*WHAT IS ASKED:* Extract every line where the string "xlabel" appears.

Items from a figure collection
^^^^^^^^^^^^^^^^

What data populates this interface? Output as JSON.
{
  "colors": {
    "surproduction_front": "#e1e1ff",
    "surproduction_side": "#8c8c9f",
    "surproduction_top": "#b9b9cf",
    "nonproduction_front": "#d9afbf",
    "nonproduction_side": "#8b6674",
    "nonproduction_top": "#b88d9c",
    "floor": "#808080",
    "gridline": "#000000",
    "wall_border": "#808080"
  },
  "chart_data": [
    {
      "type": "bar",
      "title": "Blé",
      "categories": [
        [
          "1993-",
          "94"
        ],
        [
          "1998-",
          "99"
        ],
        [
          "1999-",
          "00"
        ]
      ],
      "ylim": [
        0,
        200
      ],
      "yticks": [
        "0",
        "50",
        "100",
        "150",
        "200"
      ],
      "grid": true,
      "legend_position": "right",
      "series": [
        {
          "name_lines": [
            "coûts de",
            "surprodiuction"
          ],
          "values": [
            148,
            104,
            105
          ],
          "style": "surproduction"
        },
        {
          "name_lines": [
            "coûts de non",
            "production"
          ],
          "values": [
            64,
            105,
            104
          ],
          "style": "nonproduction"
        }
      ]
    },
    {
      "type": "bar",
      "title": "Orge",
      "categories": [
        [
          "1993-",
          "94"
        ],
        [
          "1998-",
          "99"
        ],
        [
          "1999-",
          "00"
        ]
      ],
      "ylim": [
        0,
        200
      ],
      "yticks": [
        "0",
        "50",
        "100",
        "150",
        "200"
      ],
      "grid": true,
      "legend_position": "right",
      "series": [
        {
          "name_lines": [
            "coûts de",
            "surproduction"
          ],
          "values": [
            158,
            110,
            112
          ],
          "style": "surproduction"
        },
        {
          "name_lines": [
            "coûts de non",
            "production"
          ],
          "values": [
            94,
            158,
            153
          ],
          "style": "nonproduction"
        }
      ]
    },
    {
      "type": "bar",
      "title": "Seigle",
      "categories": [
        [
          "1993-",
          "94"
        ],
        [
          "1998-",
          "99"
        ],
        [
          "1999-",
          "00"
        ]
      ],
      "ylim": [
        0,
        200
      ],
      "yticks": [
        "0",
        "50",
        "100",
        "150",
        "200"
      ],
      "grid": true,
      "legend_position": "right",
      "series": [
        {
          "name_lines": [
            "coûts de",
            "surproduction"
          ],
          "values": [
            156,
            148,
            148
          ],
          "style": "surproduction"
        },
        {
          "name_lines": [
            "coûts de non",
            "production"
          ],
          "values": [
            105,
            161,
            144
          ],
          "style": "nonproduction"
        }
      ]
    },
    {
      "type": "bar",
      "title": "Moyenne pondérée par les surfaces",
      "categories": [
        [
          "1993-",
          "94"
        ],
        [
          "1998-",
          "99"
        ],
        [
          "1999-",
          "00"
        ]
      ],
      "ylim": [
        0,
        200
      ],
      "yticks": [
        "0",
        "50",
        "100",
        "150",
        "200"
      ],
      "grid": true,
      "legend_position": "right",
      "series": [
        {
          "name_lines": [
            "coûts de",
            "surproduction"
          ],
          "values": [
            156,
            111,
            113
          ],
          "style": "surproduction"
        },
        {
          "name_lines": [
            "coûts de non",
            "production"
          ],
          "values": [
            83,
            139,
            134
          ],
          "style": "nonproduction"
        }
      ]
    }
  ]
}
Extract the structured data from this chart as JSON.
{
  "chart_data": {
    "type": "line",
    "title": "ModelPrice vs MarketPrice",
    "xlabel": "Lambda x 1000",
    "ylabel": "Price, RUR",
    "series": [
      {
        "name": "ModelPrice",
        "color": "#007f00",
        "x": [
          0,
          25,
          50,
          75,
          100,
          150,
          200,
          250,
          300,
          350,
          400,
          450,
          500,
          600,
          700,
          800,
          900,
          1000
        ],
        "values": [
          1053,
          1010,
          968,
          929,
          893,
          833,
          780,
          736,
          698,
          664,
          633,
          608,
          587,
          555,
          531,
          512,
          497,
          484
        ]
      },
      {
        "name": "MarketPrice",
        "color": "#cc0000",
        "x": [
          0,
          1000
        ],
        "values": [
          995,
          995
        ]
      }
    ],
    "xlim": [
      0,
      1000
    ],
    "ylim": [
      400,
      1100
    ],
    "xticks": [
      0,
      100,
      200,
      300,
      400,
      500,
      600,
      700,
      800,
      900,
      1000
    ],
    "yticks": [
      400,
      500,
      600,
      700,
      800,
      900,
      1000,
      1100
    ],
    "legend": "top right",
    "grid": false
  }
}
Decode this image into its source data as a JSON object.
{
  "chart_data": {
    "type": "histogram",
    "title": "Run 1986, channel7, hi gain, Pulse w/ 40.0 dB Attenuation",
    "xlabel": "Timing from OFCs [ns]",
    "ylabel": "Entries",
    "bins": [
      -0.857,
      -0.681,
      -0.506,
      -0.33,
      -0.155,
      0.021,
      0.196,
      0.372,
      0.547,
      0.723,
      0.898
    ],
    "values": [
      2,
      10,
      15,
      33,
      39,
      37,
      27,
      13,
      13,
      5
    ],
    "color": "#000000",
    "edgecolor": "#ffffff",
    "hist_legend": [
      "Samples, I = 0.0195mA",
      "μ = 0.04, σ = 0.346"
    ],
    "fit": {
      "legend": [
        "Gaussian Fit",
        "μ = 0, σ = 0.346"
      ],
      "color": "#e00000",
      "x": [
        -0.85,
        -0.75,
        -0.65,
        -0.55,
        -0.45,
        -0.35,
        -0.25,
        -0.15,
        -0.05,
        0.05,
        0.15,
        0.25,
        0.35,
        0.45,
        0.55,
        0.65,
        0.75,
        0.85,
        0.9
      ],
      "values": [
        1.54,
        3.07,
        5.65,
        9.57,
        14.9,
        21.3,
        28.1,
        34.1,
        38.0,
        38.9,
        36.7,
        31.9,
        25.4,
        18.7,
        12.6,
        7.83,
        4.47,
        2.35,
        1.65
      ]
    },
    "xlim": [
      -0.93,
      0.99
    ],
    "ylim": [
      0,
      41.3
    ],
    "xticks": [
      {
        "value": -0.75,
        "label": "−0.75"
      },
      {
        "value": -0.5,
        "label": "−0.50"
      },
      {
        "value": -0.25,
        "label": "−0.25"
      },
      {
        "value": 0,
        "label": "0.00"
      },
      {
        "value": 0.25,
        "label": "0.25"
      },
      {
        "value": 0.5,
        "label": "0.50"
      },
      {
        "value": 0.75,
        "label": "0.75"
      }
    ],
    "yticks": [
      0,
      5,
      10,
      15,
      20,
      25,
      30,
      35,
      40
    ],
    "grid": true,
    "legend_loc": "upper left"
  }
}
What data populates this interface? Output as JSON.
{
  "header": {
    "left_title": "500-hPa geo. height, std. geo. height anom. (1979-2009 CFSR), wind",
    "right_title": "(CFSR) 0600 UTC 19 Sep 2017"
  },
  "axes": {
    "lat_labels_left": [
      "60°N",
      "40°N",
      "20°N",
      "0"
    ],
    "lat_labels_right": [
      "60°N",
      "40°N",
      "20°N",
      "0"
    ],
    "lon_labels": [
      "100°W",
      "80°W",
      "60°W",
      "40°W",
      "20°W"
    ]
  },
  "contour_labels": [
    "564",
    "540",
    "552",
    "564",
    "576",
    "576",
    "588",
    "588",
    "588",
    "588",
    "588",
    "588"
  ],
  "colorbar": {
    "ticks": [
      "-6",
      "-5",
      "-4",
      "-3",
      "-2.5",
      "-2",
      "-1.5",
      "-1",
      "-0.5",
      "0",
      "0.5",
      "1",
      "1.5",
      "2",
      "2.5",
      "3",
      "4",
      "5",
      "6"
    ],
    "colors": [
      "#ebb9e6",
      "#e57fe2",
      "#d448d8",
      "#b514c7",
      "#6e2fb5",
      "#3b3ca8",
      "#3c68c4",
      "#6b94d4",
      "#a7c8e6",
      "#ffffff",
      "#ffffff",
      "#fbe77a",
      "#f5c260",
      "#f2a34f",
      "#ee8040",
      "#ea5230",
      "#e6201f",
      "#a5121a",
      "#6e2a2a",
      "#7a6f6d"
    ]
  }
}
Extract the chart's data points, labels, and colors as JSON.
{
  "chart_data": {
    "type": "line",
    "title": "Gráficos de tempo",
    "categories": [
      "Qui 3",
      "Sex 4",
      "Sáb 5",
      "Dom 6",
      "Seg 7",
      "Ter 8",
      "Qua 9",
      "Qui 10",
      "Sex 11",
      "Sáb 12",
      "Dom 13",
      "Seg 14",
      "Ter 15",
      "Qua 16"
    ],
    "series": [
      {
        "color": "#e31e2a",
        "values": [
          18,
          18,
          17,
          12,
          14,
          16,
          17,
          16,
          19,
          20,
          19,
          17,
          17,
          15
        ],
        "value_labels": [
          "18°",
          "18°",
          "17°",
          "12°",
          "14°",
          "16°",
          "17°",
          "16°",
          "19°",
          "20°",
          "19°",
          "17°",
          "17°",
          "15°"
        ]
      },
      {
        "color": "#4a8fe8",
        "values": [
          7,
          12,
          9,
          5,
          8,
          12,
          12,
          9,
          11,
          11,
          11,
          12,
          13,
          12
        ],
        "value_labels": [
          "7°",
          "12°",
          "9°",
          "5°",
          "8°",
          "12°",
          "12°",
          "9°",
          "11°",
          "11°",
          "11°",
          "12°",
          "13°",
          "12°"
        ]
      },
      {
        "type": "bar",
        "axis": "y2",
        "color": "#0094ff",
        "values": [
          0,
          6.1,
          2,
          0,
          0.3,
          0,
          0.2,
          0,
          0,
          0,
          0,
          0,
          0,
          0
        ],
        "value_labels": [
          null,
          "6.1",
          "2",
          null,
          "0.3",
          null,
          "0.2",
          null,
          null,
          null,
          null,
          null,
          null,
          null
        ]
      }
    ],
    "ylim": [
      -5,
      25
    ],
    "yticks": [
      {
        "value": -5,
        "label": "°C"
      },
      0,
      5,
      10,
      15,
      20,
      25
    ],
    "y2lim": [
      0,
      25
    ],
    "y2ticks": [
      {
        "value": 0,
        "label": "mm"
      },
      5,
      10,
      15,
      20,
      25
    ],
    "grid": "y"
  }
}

^^^^^^^^^^^^^^^^

*TASK RESULT:*
    "xlabel": "Lambda x 1000",
    "xlabel": "Timing from OFCs [ns]",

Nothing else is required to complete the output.